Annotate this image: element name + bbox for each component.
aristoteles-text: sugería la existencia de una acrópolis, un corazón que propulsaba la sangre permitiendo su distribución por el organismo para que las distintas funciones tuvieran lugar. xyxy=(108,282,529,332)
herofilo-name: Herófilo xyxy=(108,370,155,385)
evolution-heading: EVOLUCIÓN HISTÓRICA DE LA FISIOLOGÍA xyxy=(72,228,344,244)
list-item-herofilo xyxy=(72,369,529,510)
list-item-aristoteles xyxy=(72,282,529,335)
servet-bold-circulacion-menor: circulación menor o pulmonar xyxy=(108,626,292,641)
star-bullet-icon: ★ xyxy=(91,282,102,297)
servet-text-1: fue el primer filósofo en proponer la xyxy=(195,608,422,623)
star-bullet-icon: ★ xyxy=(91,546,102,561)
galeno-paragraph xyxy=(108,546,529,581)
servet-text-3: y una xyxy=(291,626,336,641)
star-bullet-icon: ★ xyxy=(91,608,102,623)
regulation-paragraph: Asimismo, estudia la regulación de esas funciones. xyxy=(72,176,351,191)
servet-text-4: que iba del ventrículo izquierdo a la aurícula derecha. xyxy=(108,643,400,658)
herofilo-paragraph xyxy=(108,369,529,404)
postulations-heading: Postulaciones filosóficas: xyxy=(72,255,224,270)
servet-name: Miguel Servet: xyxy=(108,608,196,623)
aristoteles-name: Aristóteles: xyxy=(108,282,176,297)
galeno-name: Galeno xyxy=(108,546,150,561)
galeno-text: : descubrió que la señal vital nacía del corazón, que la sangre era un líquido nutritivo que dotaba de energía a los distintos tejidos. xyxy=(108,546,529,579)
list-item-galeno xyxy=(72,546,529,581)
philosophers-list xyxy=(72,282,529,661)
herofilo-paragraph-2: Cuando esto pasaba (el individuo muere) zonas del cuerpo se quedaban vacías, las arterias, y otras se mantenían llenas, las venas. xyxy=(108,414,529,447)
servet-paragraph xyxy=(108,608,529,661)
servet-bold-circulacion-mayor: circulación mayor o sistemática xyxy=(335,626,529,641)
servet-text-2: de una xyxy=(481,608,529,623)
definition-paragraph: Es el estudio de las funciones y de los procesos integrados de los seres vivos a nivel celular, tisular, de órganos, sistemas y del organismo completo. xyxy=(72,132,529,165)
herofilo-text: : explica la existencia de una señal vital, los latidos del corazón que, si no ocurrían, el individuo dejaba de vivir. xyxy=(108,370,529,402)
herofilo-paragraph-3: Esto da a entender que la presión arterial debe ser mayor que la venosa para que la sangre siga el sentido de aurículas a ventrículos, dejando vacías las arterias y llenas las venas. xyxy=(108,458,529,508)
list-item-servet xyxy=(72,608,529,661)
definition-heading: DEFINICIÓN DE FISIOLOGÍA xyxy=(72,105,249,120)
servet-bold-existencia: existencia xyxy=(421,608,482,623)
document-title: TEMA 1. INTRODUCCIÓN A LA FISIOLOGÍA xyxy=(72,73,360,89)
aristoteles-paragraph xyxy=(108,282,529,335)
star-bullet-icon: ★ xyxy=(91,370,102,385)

━━━━

**Exercise details**:
Rewrite all the records, substituting "star-marker-icon" for every instance of "star-bullet-icon" and keeping everything else unchanged.

**Completed exercise**:
Annotate this image: element name + bbox for each component.
aristoteles-text: sugería la existencia de una acrópolis, un corazón que propulsaba la sangre permitiendo su distribución por el organismo para que las distintas funciones tuvieran lugar. xyxy=(108,282,529,332)
herofilo-name: Herófilo xyxy=(108,370,155,385)
evolution-heading: EVOLUCIÓN HISTÓRICA DE LA FISIOLOGÍA xyxy=(72,228,344,244)
list-item-herofilo xyxy=(72,369,529,510)
list-item-aristoteles xyxy=(72,282,529,335)
servet-bold-circulacion-menor: circulación menor o pulmonar xyxy=(108,626,292,641)
star-marker-icon: ★ xyxy=(91,282,102,297)
servet-text-1: fue el primer filósofo en proponer la xyxy=(195,608,422,623)
star-marker-icon: ★ xyxy=(91,546,102,561)
galeno-paragraph xyxy=(108,546,529,581)
servet-text-3: y una xyxy=(291,626,336,641)
star-marker-icon: ★ xyxy=(91,608,102,623)
regulation-paragraph: Asimismo, estudia la regulación de esas funciones. xyxy=(72,176,351,191)
servet-text-4: que iba del ventrículo izquierdo a la aurícula derecha. xyxy=(108,643,400,658)
herofilo-paragraph xyxy=(108,369,529,404)
postulations-heading: Postulaciones filosóficas: xyxy=(72,255,224,270)
servet-name: Miguel Servet: xyxy=(108,608,196,623)
aristoteles-name: Aristóteles: xyxy=(108,282,176,297)
galeno-name: Galeno xyxy=(108,546,150,561)
galeno-text: : descubrió que la señal vital nacía del corazón, que la sangre era un líquido nutritivo que dotaba de energía a los distintos tejidos. xyxy=(108,546,529,579)
list-item-galeno xyxy=(72,546,529,581)
philosophers-list xyxy=(72,282,529,661)
herofilo-paragraph-2: Cuando esto pasaba (el individuo muere) zonas del cuerpo se quedaban vacías, las arterias, y otras se mantenían llenas, las venas. xyxy=(108,414,529,447)
servet-paragraph xyxy=(108,608,529,661)
servet-bold-circulacion-mayor: circulación mayor o sistemática xyxy=(335,626,529,641)
servet-text-2: de una xyxy=(481,608,529,623)
definition-paragraph: Es el estudio de las funciones y de los procesos integrados de los seres vivos a nivel celular, tisular, de órganos, sistemas y del organismo completo. xyxy=(72,132,529,165)
herofilo-text: : explica la existencia de una señal vital, los latidos del corazón que, si no ocurrían, el individuo dejaba de vivir. xyxy=(108,370,529,402)
herofilo-paragraph-3: Esto da a entender que la presión arterial debe ser mayor que la venosa para que la sangre siga el sentido de aurículas a ventrículos, dejando vacías las arterias y llenas las venas. xyxy=(108,458,529,508)
list-item-servet xyxy=(72,608,529,661)
definition-heading: DEFINICIÓN DE FISIOLOGÍA xyxy=(72,105,249,120)
servet-bold-existencia: existencia xyxy=(421,608,482,623)
document-title: TEMA 1. INTRODUCCIÓN A LA FISIOLOGÍA xyxy=(72,73,360,89)
aristoteles-paragraph xyxy=(108,282,529,335)
star-marker-icon: ★ xyxy=(91,370,102,385)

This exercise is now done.